Records from a collection
===

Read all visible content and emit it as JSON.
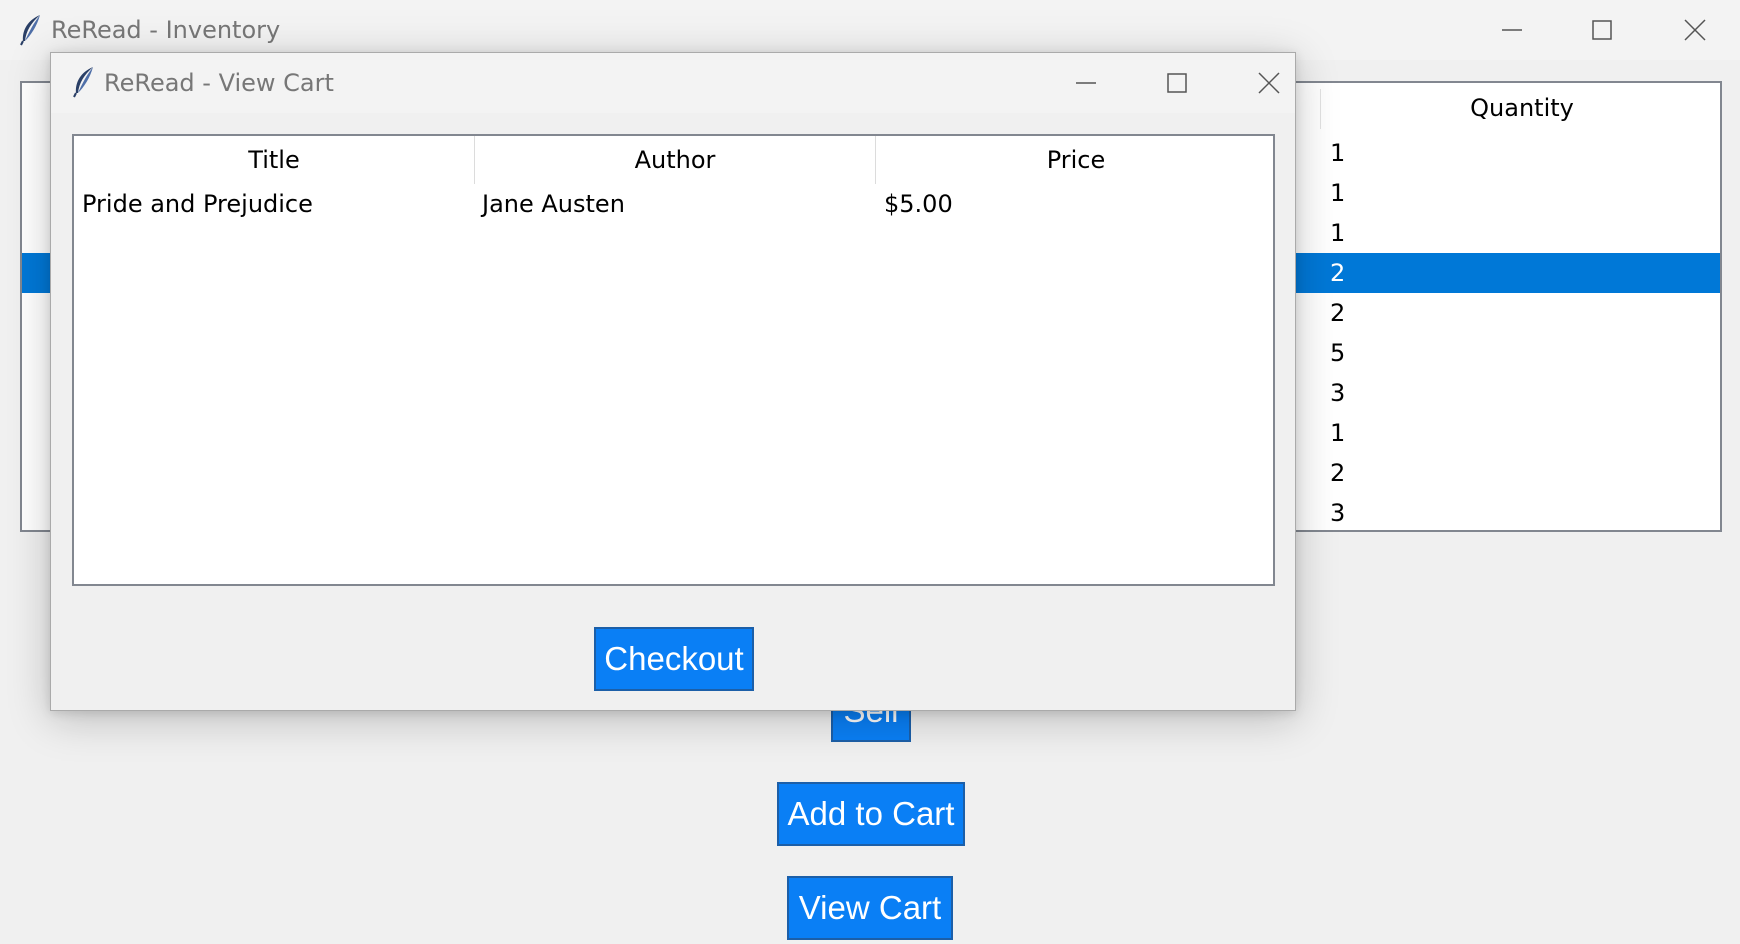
{
  "main_window": {
    "title": "ReRead - Inventory",
    "table": {
      "visible_column_header": "Quantity",
      "quantities": [
        "1",
        "1",
        "1",
        "2",
        "2",
        "5",
        "3",
        "1",
        "2",
        "3"
      ],
      "selected_row_index": 3
    },
    "buttons": {
      "sell": "Sell",
      "add_to_cart": "Add to Cart",
      "view_cart": "View Cart"
    }
  },
  "cart_window": {
    "title": "ReRead - View Cart",
    "table": {
      "columns": [
        "Title",
        "Author",
        "Price"
      ],
      "rows": [
        {
          "title": "Pride and Prejudice",
          "author": "Jane Austen",
          "price": "$5.00"
        }
      ]
    },
    "checkout_label": "Checkout"
  },
  "colors": {
    "button_blue": "#0a7ff5",
    "selection_blue": "#0078d7",
    "window_bg": "#f0f0f0"
  },
  "icons": {
    "app_icon": "feather-icon",
    "minimize": "minimize-icon",
    "maximize": "maximize-icon",
    "close": "close-icon"
  }
}
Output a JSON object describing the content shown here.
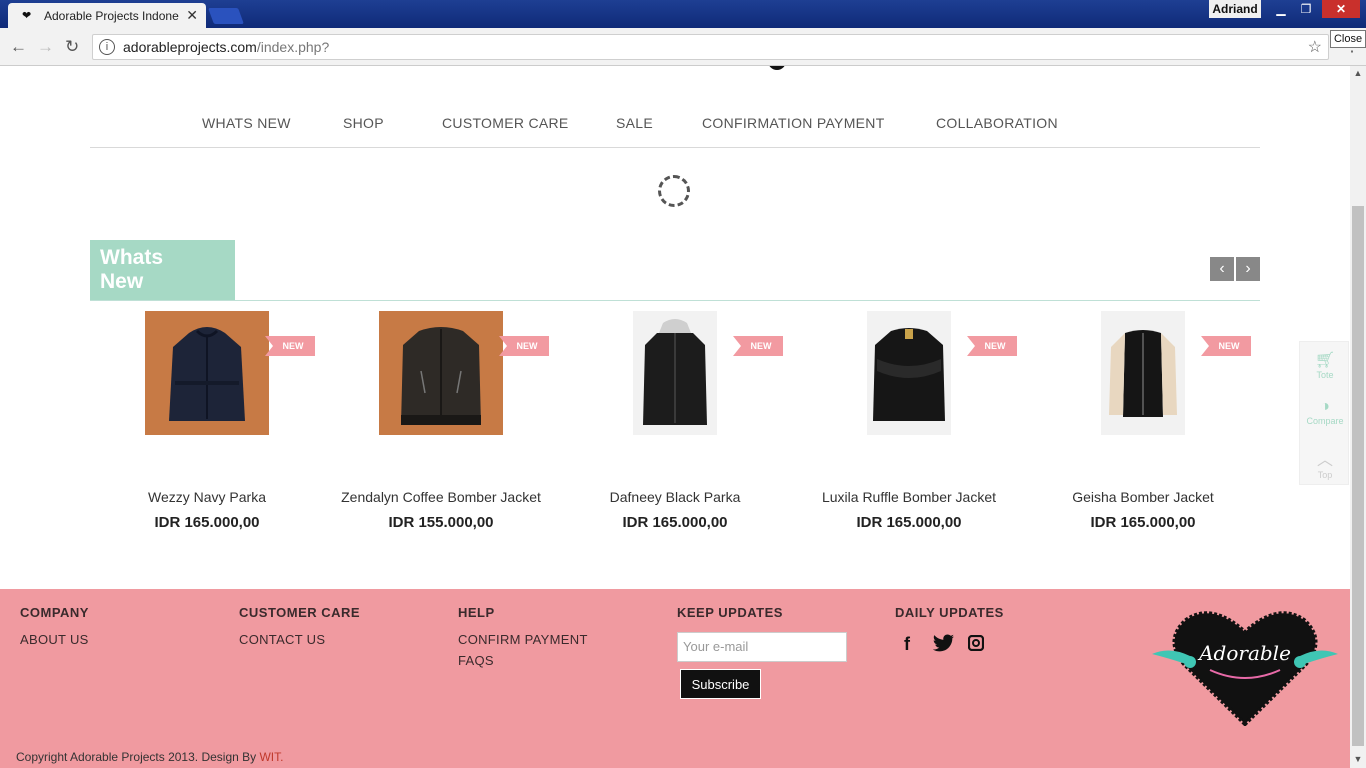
{
  "browser": {
    "tab_title": "Adorable Projects Indone",
    "tab_close_glyph": "✕",
    "user_name": "Adriand",
    "tooltip": "Close",
    "url_domain": "adorableprojects.com",
    "url_path": "/index.php?"
  },
  "nav": {
    "items": [
      "WHATS NEW",
      "SHOP",
      "CUSTOMER CARE",
      "SALE",
      "CONFIRMATION PAYMENT",
      "COLLABORATION"
    ]
  },
  "section": {
    "title_line1": "Whats",
    "title_line2": "New",
    "prev_glyph": "‹",
    "next_glyph": "›"
  },
  "products": [
    {
      "name": "Wezzy Navy Parka",
      "price": "IDR 165.000,00",
      "badge": "NEW",
      "bg": "#c77a45"
    },
    {
      "name": "Zendalyn Coffee Bomber Jacket",
      "price": "IDR 155.000,00",
      "badge": "NEW",
      "bg": "#c77a45"
    },
    {
      "name": "Dafneey Black Parka",
      "price": "IDR 165.000,00",
      "badge": "NEW",
      "bg": "#f2f2f2"
    },
    {
      "name": "Luxila Ruffle Bomber Jacket",
      "price": "IDR 165.000,00",
      "badge": "NEW",
      "bg": "#f2f2f2"
    },
    {
      "name": "Geisha Bomber Jacket",
      "price": "IDR 165.000,00",
      "badge": "NEW",
      "bg": "#f2f2f2"
    }
  ],
  "side_widget": {
    "tote": "Tote",
    "compare": "Compare",
    "top": "Top"
  },
  "footer": {
    "company_heading": "COMPANY",
    "about_us": "ABOUT US",
    "care_heading": "CUSTOMER CARE",
    "contact_us": "CONTACT US",
    "help_heading": "HELP",
    "confirm_payment": "CONFIRM PAYMENT",
    "faqs": "FAQS",
    "keep_heading": "KEEP UPDATES",
    "email_placeholder": "Your e-mail",
    "subscribe": "Subscribe",
    "daily_heading": "DAILY UPDATES",
    "logo_text": "Adorable",
    "copyright": "Copyright Adorable Projects 2013. Design By ",
    "designer": "WIT."
  },
  "colors": {
    "accent_mint": "#a6d9c5",
    "footer_pink": "#f09aa0",
    "badge_pink": "#f29aa1"
  }
}
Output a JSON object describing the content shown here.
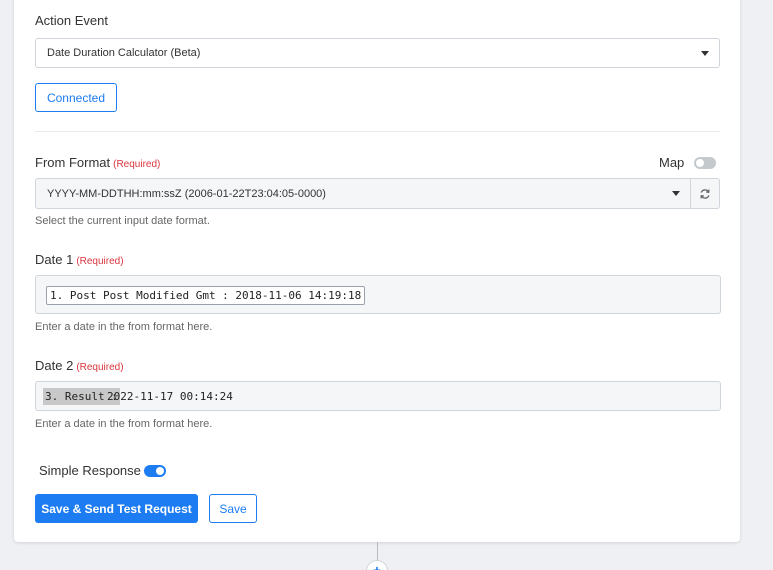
{
  "action_event": {
    "label": "Action Event",
    "selected": "Date Duration Calculator (Beta)",
    "connected_label": "Connected"
  },
  "from_format": {
    "label": "From Format",
    "required": "(Required)",
    "map_label": "Map",
    "map_enabled": false,
    "value": "YYYY-MM-DDTHH:mm:ssZ (2006-01-22T23:04:05-0000)",
    "helper": "Select the current input date format."
  },
  "date1": {
    "label": "Date 1",
    "required": "(Required)",
    "token": "1. Post Post Modified Gmt : 2018-11-06 14:19:18",
    "helper": "Enter a date in the from format here."
  },
  "date2": {
    "label": "Date 2",
    "required": "(Required)",
    "token_label": "3. Result :",
    "token_value": "2022-11-17 00:14:24",
    "helper": "Enter a date in the from format here."
  },
  "simple_response": {
    "label": "Simple Response",
    "enabled": true
  },
  "buttons": {
    "save_send": "Save & Send Test Request",
    "save": "Save"
  },
  "colors": {
    "accent": "#1d7cf2",
    "required": "#d9363e",
    "toggle_off": "#c4c9ce"
  },
  "icons": {
    "refresh": "refresh-icon",
    "dropdown": "chevron-down-icon",
    "add": "plus-icon"
  }
}
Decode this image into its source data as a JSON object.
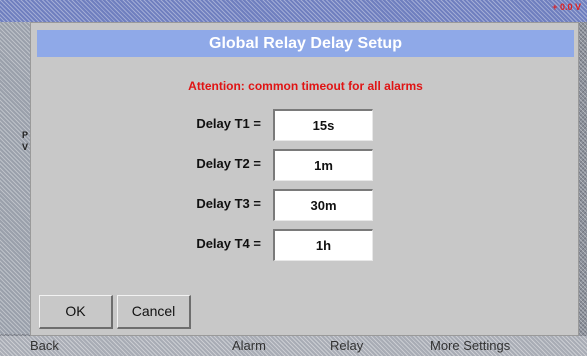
{
  "background": {
    "top_right_value": "+ 0.0 V",
    "left_labels": [
      "P",
      "V"
    ],
    "bottom_items": [
      "Back",
      "Alarm",
      "Relay",
      "More Settings"
    ]
  },
  "dialog": {
    "title": "Global Relay Delay Setup",
    "attention": "Attention: common timeout for all alarms",
    "delays": [
      {
        "label": "Delay T1 =",
        "value": "15s"
      },
      {
        "label": "Delay T2 =",
        "value": "1m"
      },
      {
        "label": "Delay T3 =",
        "value": "30m"
      },
      {
        "label": "Delay T4 =",
        "value": "1h"
      }
    ],
    "ok_label": "OK",
    "cancel_label": "Cancel"
  },
  "colors": {
    "title_bar": "#8fa9e8",
    "attention_text": "#e01414",
    "dialog_bg": "#c8c8c8"
  }
}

===

# WORK TO BE COMPLETED:
All of the records above must be copied exactly, except for the pictures.

# EXERCISE SOLUTION:
Read all visible content and emit it as JSON.
{
  "main_window": {
    "title": "ReRead - Inventory",
    "table": {
      "visible_column_header": "Quantity",
      "quantities": [
        "1",
        "1",
        "1",
        "2",
        "2",
        "5",
        "3",
        "1",
        "2",
        "3"
      ],
      "selected_row_index": 3
    },
    "buttons": {
      "sell": "Sell",
      "add_to_cart": "Add to Cart",
      "view_cart": "View Cart"
    }
  },
  "cart_window": {
    "title": "ReRead - View Cart",
    "table": {
      "columns": [
        "Title",
        "Author",
        "Price"
      ],
      "rows": [
        {
          "title": "Pride and Prejudice",
          "author": "Jane Austen",
          "price": "$5.00"
        }
      ]
    },
    "checkout_label": "Checkout"
  },
  "colors": {
    "button_blue": "#0a7ff5",
    "selection_blue": "#0078d7",
    "window_bg": "#f0f0f0"
  },
  "icons": {
    "app_icon": "feather-icon",
    "minimize": "minimize-icon",
    "maximize": "maximize-icon",
    "close": "close-icon"
  }
}
Output a JSON object describing the content shown here.
{
  "browser": {
    "tab_title": "Adorable Projects Indone",
    "tab_close_glyph": "✕",
    "user_name": "Adriand",
    "tooltip": "Close",
    "url_domain": "adorableprojects.com",
    "url_path": "/index.php?"
  },
  "nav": {
    "items": [
      "WHATS NEW",
      "SHOP",
      "CUSTOMER CARE",
      "SALE",
      "CONFIRMATION PAYMENT",
      "COLLABORATION"
    ]
  },
  "section": {
    "title_line1": "Whats",
    "title_line2": "New",
    "prev_glyph": "‹",
    "next_glyph": "›"
  },
  "products": [
    {
      "name": "Wezzy Navy Parka",
      "price": "IDR 165.000,00",
      "badge": "NEW",
      "bg": "#c77a45"
    },
    {
      "name": "Zendalyn Coffee Bomber Jacket",
      "price": "IDR 155.000,00",
      "badge": "NEW",
      "bg": "#c77a45"
    },
    {
      "name": "Dafneey Black Parka",
      "price": "IDR 165.000,00",
      "badge": "NEW",
      "bg": "#f2f2f2"
    },
    {
      "name": "Luxila Ruffle Bomber Jacket",
      "price": "IDR 165.000,00",
      "badge": "NEW",
      "bg": "#f2f2f2"
    },
    {
      "name": "Geisha Bomber Jacket",
      "price": "IDR 165.000,00",
      "badge": "NEW",
      "bg": "#f2f2f2"
    }
  ],
  "side_widget": {
    "tote": "Tote",
    "compare": "Compare",
    "top": "Top"
  },
  "footer": {
    "company_heading": "COMPANY",
    "about_us": "ABOUT US",
    "care_heading": "CUSTOMER CARE",
    "contact_us": "CONTACT US",
    "help_heading": "HELP",
    "confirm_payment": "CONFIRM PAYMENT",
    "faqs": "FAQS",
    "keep_heading": "KEEP UPDATES",
    "email_placeholder": "Your e-mail",
    "subscribe": "Subscribe",
    "daily_heading": "DAILY UPDATES",
    "logo_text": "Adorable",
    "copyright": "Copyright Adorable Projects 2013. Design By ",
    "designer": "WIT."
  },
  "colors": {
    "accent_mint": "#a6d9c5",
    "footer_pink": "#f09aa0",
    "badge_pink": "#f29aa1"
  }
}
Output a JSON object describing the content shown here.
{
  "action_event": {
    "label": "Action Event",
    "selected": "Date Duration Calculator (Beta)",
    "connected_label": "Connected"
  },
  "from_format": {
    "label": "From Format",
    "required": "(Required)",
    "map_label": "Map",
    "map_enabled": false,
    "value": "YYYY-MM-DDTHH:mm:ssZ (2006-01-22T23:04:05-0000)",
    "helper": "Select the current input date format."
  },
  "date1": {
    "label": "Date 1",
    "required": "(Required)",
    "token": "1. Post Post Modified Gmt : 2018-11-06 14:19:18",
    "helper": "Enter a date in the from format here."
  },
  "date2": {
    "label": "Date 2",
    "required": "(Required)",
    "token_label": "3. Result :",
    "token_value": "2022-11-17 00:14:24",
    "helper": "Enter a date in the from format here."
  },
  "simple_response": {
    "label": "Simple Response",
    "enabled": true
  },
  "buttons": {
    "save_send": "Save & Send Test Request",
    "save": "Save"
  },
  "colors": {
    "accent": "#1d7cf2",
    "required": "#d9363e",
    "toggle_off": "#c4c9ce"
  },
  "icons": {
    "refresh": "refresh-icon",
    "dropdown": "chevron-down-icon",
    "add": "plus-icon"
  }
}
Decode this image into its source data as a JSON object.
{
  "background": {
    "top_right_value": "+ 0.0 V",
    "left_labels": [
      "P",
      "V"
    ],
    "bottom_items": [
      "Back",
      "Alarm",
      "Relay",
      "More Settings"
    ]
  },
  "dialog": {
    "title": "Global Relay Delay Setup",
    "attention": "Attention: common timeout for all alarms",
    "delays": [
      {
        "label": "Delay T1 =",
        "value": "15s"
      },
      {
        "label": "Delay T2 =",
        "value": "1m"
      },
      {
        "label": "Delay T3 =",
        "value": "30m"
      },
      {
        "label": "Delay T4 =",
        "value": "1h"
      }
    ],
    "ok_label": "OK",
    "cancel_label": "Cancel"
  },
  "colors": {
    "title_bar": "#8fa9e8",
    "attention_text": "#e01414",
    "dialog_bg": "#c8c8c8"
  }
}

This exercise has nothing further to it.